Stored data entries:
=====

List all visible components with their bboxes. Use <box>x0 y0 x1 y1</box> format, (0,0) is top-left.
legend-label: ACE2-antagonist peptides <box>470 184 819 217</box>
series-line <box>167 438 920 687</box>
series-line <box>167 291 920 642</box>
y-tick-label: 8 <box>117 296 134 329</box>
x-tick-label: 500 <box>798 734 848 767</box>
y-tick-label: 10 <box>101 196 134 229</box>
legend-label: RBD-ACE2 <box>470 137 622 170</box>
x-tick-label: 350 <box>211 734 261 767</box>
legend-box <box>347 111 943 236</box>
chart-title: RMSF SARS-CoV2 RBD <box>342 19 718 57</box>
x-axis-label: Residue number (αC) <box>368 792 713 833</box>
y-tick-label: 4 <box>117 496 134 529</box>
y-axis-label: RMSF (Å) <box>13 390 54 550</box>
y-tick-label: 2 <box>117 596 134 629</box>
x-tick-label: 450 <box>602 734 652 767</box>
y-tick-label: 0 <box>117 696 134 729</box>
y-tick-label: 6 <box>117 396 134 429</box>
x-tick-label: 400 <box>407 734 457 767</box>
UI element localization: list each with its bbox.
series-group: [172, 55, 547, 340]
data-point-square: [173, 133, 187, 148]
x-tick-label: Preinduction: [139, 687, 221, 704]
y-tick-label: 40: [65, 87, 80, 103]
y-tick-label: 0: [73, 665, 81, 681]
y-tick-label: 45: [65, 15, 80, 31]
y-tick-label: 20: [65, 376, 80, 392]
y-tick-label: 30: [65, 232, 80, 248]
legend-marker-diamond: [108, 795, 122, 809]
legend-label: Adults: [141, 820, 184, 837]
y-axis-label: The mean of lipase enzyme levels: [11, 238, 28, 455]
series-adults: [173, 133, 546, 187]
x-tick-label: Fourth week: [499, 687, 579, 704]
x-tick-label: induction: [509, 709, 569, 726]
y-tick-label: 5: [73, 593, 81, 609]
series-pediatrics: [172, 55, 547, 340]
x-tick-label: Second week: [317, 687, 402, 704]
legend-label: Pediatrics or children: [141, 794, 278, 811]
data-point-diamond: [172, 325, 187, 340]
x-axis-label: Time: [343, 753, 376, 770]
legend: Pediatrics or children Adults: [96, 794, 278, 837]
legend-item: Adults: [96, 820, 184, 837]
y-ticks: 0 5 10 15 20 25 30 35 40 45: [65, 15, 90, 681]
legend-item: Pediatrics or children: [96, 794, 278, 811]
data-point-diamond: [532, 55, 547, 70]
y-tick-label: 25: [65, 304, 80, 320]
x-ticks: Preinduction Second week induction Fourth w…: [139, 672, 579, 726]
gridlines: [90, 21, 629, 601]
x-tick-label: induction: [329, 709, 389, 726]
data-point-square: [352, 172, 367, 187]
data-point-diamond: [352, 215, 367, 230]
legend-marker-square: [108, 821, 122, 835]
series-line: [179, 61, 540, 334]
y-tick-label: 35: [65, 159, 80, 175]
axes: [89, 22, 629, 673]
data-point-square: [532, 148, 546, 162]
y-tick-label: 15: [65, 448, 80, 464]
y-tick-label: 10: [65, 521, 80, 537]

=====

◆ EXERCISE OBJECTIVE: Search the entries above for the string "square". Copy each line in which it appears.

◆ YOUR RESPONSE:
data-point-square: [173, 133, 187, 148]
data-point-square: [352, 172, 367, 187]
legend-marker-square: [108, 821, 122, 835]
data-point-square: [532, 148, 546, 162]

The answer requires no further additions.